Given request: Gather all lines in the entries below that include the word "Fading".

Extracted entries:
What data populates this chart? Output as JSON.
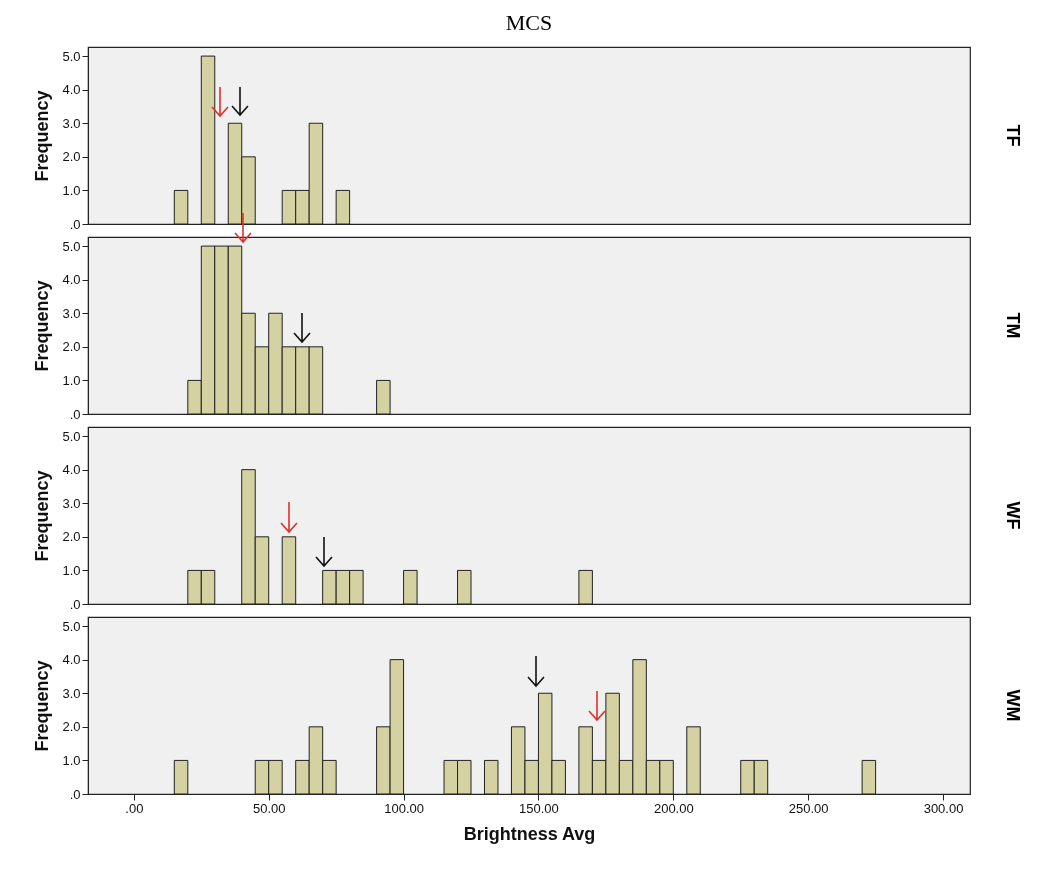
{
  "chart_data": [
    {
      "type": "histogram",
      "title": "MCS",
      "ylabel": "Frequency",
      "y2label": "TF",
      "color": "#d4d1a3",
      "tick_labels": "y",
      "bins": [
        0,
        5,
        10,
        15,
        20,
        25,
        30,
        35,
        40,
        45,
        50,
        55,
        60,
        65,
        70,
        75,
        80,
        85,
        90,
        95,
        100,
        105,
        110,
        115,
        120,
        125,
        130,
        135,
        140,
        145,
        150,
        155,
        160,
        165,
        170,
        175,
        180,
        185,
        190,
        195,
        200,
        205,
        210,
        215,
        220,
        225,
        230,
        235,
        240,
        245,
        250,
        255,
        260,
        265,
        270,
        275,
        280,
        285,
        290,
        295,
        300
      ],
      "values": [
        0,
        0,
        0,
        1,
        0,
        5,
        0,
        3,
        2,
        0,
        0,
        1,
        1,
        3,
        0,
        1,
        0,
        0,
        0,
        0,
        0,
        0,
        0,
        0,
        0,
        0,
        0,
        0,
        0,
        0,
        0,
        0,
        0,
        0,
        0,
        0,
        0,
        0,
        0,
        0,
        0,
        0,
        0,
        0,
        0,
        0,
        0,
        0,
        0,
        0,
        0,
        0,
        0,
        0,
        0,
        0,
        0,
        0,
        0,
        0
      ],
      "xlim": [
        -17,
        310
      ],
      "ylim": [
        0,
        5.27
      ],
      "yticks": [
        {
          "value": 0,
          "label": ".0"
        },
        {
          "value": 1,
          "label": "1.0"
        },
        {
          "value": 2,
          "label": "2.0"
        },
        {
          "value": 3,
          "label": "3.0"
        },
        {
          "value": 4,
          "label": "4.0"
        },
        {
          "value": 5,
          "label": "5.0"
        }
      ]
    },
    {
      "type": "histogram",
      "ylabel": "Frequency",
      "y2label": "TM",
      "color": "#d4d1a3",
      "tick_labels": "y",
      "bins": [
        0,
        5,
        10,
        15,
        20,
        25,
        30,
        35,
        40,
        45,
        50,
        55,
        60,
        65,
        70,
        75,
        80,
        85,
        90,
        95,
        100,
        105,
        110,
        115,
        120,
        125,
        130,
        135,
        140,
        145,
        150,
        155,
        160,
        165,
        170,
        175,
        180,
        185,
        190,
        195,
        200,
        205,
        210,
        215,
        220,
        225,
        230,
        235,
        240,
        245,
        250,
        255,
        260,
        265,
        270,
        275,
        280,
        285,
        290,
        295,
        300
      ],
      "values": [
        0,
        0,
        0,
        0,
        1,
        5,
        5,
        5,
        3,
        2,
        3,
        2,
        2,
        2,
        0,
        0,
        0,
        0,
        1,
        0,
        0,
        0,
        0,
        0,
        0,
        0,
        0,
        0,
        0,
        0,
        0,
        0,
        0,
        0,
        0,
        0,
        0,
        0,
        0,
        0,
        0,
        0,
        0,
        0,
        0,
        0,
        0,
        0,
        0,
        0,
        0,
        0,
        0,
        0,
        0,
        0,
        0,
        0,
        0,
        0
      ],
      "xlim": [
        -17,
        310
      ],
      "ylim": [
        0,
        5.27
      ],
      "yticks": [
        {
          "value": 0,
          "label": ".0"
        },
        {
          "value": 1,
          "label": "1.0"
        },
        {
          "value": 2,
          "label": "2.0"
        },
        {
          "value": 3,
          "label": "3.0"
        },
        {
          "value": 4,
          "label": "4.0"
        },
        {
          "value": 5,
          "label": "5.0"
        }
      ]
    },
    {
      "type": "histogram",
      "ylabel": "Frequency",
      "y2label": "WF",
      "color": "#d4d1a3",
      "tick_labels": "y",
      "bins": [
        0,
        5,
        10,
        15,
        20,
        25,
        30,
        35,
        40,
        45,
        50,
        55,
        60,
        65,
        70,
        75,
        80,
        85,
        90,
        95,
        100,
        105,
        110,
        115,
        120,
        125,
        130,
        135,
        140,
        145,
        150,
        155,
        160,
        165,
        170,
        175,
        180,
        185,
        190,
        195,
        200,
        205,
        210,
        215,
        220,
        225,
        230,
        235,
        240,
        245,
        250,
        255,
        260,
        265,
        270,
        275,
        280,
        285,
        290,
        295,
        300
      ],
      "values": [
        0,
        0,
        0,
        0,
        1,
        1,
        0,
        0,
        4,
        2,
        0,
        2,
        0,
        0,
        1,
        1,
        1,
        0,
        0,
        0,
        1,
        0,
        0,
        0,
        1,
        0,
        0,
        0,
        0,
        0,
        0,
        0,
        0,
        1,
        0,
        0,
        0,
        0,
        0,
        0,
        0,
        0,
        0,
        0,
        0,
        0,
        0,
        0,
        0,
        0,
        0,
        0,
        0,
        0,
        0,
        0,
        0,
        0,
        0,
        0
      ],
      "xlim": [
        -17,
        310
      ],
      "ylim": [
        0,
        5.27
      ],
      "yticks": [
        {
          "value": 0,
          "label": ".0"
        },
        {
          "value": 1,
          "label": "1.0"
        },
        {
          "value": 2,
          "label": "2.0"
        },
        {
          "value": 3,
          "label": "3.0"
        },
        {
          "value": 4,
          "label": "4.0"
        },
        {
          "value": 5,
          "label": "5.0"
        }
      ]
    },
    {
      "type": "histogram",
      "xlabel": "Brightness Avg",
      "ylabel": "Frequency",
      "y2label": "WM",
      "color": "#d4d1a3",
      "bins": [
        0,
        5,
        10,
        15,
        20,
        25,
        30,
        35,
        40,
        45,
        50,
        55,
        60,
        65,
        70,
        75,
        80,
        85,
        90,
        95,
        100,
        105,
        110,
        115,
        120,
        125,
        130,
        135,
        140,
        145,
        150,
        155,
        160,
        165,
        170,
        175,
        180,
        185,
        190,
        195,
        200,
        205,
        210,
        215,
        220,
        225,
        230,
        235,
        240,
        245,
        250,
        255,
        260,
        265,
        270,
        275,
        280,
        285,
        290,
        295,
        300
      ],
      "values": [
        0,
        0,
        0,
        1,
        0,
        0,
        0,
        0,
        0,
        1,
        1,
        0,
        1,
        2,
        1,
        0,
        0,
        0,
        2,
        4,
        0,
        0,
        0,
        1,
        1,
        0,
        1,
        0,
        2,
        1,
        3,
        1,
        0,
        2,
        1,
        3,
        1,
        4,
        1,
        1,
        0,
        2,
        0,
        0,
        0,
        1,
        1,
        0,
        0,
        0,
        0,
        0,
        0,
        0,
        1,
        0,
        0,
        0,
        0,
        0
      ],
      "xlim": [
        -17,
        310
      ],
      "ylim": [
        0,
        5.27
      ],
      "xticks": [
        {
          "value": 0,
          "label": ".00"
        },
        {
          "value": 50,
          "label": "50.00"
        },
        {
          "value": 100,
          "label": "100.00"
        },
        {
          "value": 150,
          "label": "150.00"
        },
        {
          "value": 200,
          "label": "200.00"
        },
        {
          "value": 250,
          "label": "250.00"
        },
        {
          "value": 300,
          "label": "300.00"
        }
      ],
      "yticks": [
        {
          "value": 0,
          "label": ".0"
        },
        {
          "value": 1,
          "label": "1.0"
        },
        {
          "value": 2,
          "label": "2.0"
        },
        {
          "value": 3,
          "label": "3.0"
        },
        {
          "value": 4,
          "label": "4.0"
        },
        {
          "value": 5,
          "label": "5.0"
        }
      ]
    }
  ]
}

---

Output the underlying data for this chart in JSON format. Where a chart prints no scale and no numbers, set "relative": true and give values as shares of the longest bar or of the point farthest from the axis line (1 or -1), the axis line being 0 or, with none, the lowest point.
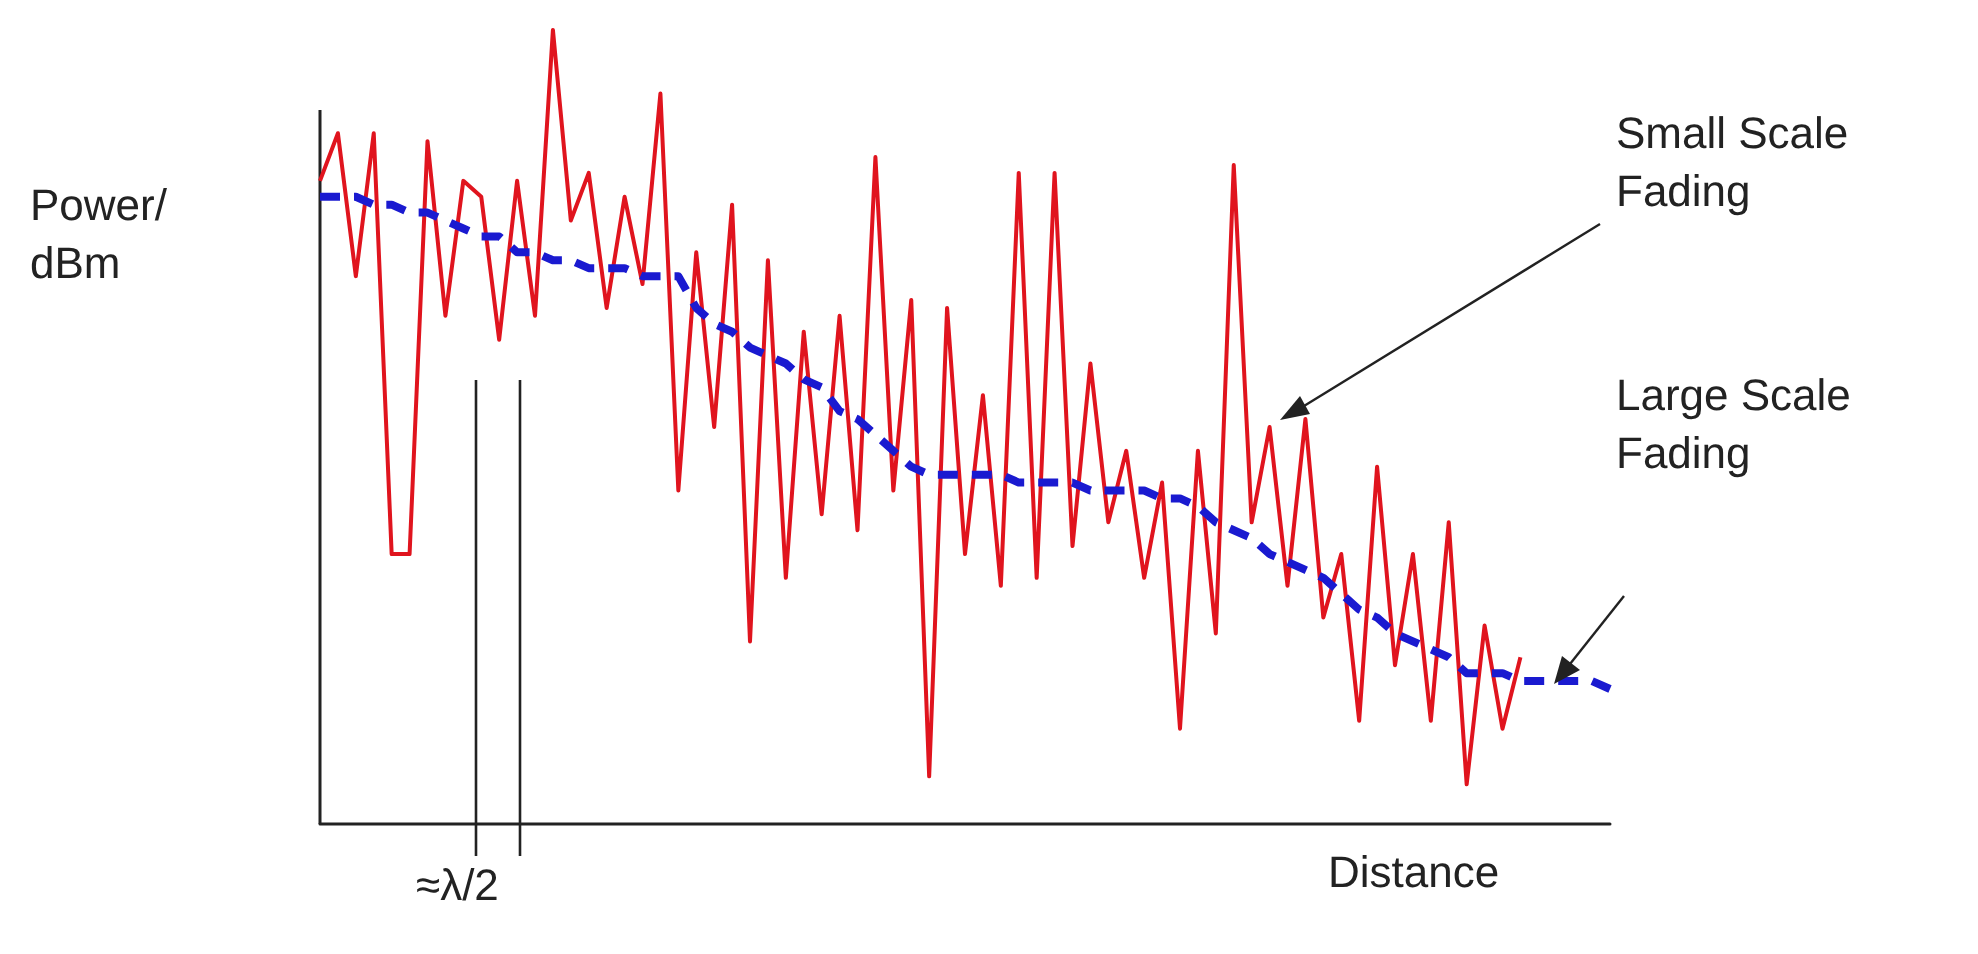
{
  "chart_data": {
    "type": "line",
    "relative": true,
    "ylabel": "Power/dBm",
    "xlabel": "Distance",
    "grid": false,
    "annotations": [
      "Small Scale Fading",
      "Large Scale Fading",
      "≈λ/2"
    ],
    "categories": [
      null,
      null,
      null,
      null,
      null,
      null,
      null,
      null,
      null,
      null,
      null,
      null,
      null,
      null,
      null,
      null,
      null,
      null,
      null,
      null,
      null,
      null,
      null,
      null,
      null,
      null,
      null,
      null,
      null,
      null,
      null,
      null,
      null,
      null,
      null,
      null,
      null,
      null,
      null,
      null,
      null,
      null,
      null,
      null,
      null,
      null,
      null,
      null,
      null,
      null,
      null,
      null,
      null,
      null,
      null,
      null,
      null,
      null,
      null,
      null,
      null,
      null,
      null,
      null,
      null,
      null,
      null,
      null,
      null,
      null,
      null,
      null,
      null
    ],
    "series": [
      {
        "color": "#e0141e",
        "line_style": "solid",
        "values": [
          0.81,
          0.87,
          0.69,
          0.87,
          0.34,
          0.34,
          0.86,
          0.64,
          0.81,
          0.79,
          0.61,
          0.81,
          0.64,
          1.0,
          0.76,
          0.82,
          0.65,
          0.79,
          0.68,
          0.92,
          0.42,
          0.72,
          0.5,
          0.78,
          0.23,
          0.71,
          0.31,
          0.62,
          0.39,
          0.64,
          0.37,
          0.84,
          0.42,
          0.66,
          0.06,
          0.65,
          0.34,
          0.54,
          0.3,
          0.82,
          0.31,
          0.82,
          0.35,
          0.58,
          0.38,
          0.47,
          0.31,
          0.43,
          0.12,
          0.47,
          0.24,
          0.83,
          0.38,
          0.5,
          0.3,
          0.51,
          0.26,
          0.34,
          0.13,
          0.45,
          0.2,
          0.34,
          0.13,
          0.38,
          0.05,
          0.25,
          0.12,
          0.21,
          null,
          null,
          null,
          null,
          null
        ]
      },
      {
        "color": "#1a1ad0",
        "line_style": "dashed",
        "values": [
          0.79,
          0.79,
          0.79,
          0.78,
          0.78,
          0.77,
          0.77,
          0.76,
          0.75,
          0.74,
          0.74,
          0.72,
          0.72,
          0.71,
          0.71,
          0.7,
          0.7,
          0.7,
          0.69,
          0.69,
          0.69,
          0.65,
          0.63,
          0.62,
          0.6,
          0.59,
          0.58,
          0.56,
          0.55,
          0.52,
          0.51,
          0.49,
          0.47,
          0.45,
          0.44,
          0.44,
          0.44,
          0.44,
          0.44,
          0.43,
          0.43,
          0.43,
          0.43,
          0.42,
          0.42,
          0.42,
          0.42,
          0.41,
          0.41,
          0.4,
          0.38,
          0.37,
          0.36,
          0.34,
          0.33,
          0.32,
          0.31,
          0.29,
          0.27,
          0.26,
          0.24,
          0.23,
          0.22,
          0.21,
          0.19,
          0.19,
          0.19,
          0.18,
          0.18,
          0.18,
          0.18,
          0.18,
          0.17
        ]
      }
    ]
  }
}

Answer to the task:
      "Small Scale Fading",
      "Large Scale Fading",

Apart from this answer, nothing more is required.